╭──

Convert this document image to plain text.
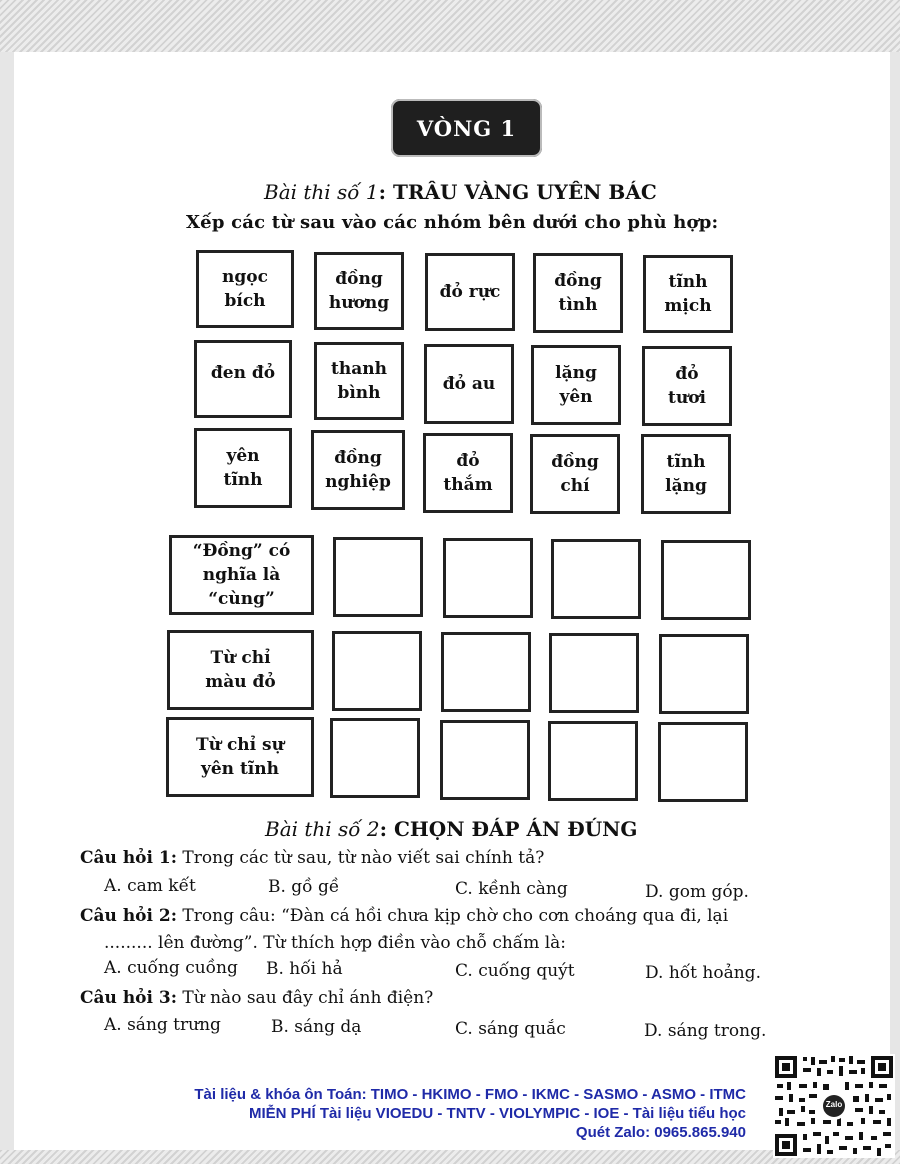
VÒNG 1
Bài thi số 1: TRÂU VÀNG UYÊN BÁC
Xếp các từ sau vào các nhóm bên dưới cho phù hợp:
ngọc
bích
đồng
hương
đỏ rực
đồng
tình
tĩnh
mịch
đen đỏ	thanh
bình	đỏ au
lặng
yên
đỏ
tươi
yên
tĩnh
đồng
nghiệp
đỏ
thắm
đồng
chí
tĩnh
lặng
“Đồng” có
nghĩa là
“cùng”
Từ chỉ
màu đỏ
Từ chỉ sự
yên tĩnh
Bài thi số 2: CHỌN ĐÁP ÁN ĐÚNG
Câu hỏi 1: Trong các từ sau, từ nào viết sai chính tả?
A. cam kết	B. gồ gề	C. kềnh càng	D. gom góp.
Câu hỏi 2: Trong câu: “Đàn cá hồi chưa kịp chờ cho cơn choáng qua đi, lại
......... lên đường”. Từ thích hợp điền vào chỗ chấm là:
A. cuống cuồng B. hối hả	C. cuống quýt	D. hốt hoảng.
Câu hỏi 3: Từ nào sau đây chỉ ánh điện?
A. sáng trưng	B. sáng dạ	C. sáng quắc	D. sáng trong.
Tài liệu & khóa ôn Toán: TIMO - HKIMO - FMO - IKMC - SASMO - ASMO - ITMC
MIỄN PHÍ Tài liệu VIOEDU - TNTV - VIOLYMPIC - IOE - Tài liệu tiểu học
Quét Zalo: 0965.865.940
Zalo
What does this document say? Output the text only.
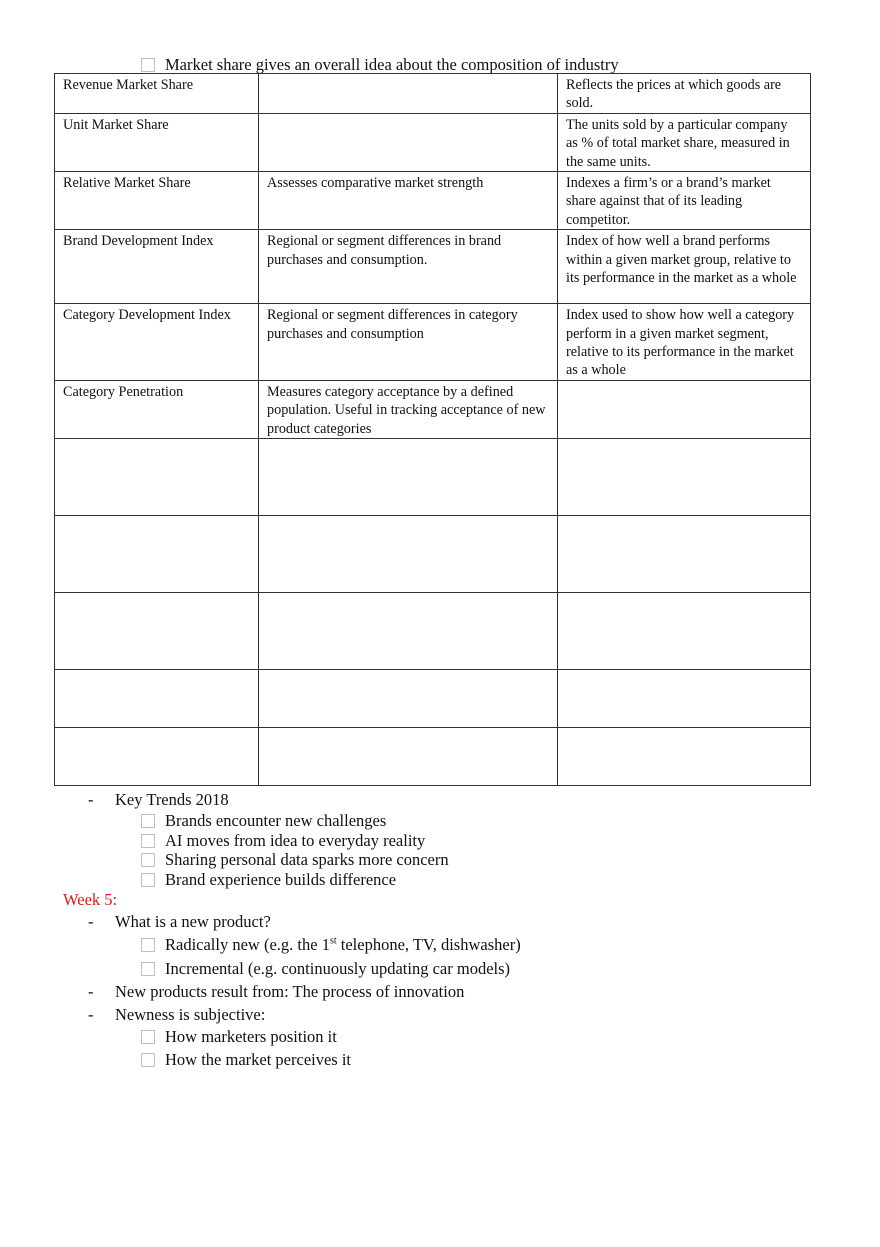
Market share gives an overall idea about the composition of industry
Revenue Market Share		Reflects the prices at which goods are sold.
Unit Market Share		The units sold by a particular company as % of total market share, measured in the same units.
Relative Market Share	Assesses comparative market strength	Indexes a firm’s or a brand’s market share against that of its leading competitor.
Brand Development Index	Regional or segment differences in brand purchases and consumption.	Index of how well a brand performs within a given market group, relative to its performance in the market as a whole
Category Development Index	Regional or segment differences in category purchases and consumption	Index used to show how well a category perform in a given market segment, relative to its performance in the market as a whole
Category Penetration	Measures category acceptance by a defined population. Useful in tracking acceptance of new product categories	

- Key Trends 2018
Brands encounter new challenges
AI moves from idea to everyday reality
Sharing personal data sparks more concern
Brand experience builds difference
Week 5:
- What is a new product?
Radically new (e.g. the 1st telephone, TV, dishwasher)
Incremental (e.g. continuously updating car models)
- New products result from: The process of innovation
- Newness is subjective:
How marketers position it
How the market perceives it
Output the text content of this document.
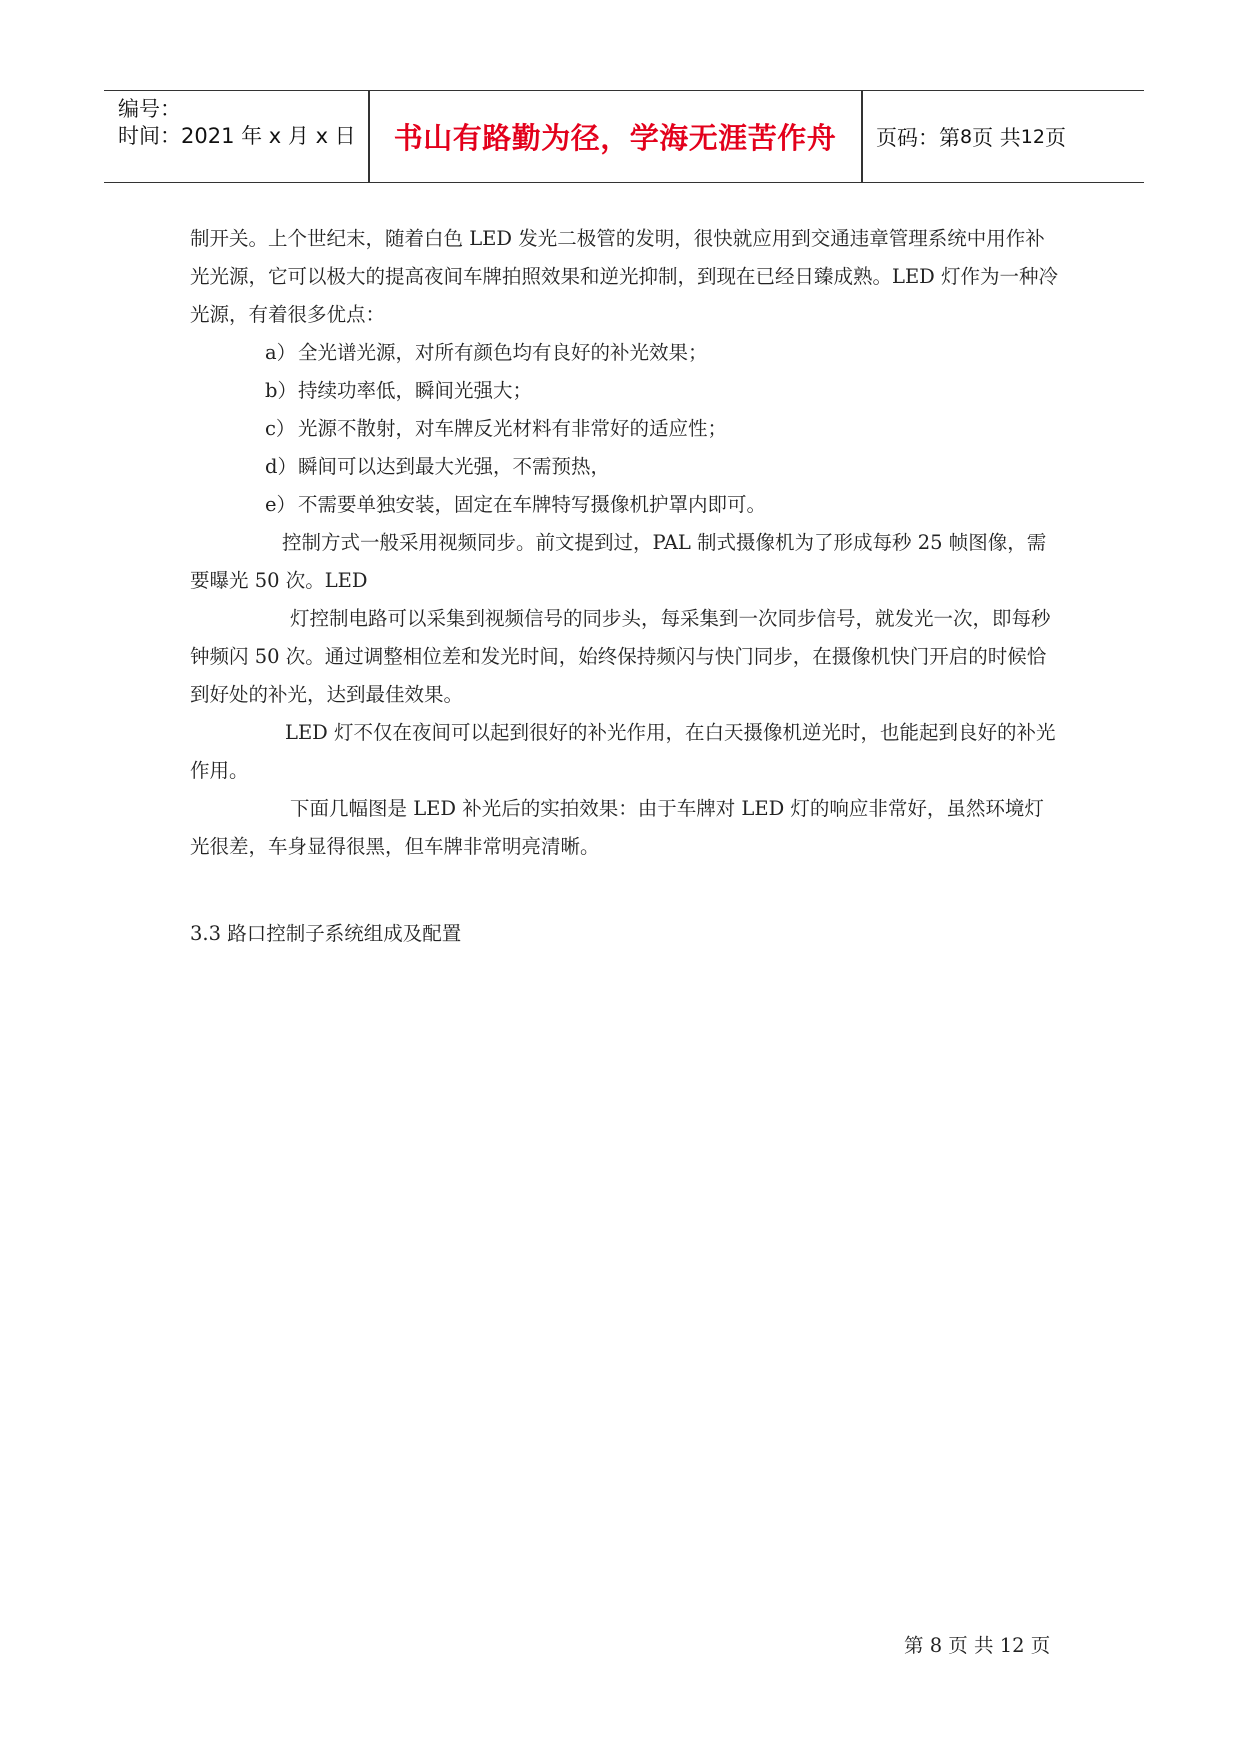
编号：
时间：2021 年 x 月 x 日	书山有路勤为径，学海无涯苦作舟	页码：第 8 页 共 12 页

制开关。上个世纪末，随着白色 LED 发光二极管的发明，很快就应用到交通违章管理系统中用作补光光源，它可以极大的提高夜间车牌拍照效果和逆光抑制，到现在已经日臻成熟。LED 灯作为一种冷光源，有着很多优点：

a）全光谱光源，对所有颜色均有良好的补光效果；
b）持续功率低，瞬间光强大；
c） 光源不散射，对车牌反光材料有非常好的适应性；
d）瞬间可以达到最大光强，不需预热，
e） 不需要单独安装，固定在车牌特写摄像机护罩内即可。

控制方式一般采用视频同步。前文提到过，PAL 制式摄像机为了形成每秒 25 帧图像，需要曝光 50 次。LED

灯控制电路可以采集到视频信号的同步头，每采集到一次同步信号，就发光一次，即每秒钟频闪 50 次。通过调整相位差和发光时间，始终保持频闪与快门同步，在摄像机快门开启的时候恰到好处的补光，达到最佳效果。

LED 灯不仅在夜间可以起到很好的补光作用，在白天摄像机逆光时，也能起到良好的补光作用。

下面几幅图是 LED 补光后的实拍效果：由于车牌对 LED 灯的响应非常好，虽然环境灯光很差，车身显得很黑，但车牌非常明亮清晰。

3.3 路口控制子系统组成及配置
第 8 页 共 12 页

╰──

Aim of the exercise => Lines from the one that contains "What does this" through the last line of the data above are to be extracted exactly, with no pictures and no other lines.

Result of this task =>
What does this document say? Output the text only.
Market share gives an overall idea about the composition of industry
Revenue Market Share		Reflects the prices at which goods are sold.
Unit Market Share		The units sold by a particular company as % of total market share, measured in the same units.
Relative Market Share	Assesses comparative market strength	Indexes a firm’s or a brand’s market share against that of its leading competitor.
Brand Development Index	Regional or segment differences in brand purchases and consumption.	Index of how well a brand performs within a given market group, relative to its performance in the market as a whole
Category Development Index	Regional or segment differences in category purchases and consumption	Index used to show how well a category perform in a given market segment, relative to its performance in the market as a whole
Category Penetration	Measures category acceptance by a defined population. Useful in tracking acceptance of new product categories	

- Key Trends 2018
Brands encounter new challenges
AI moves from idea to everyday reality
Sharing personal data sparks more concern
Brand experience builds difference
Week 5:
- What is a new product?
Radically new (e.g. the 1st telephone, TV, dishwasher)
Incremental (e.g. continuously updating car models)
- New products result from: The process of innovation
- Newness is subjective:
How marketers position it
How the market perceives it
Output the text content of this document.
编号：
时间：2021 年 x 月 x 日	书山有路勤为径，学海无涯苦作舟	页码：第 8 页 共 12 页

制开关。上个世纪末，随着白色 LED 发光二极管的发明，很快就应用到交通违章管理系统中用作补光光源，它可以极大的提高夜间车牌拍照效果和逆光抑制，到现在已经日臻成熟。LED 灯作为一种冷光源，有着很多优点：

a）全光谱光源，对所有颜色均有良好的补光效果；
b）持续功率低，瞬间光强大；
c） 光源不散射，对车牌反光材料有非常好的适应性；
d）瞬间可以达到最大光强，不需预热，
e） 不需要单独安装，固定在车牌特写摄像机护罩内即可。

控制方式一般采用视频同步。前文提到过，PAL 制式摄像机为了形成每秒 25 帧图像，需要曝光 50 次。LED

灯控制电路可以采集到视频信号的同步头，每采集到一次同步信号，就发光一次，即每秒钟频闪 50 次。通过调整相位差和发光时间，始终保持频闪与快门同步，在摄像机快门开启的时候恰到好处的补光，达到最佳效果。

LED 灯不仅在夜间可以起到很好的补光作用，在白天摄像机逆光时，也能起到良好的补光作用。

下面几幅图是 LED 补光后的实拍效果：由于车牌对 LED 灯的响应非常好，虽然环境灯光很差，车身显得很黑，但车牌非常明亮清晰。

3.3 路口控制子系统组成及配置
第 8 页 共 12 页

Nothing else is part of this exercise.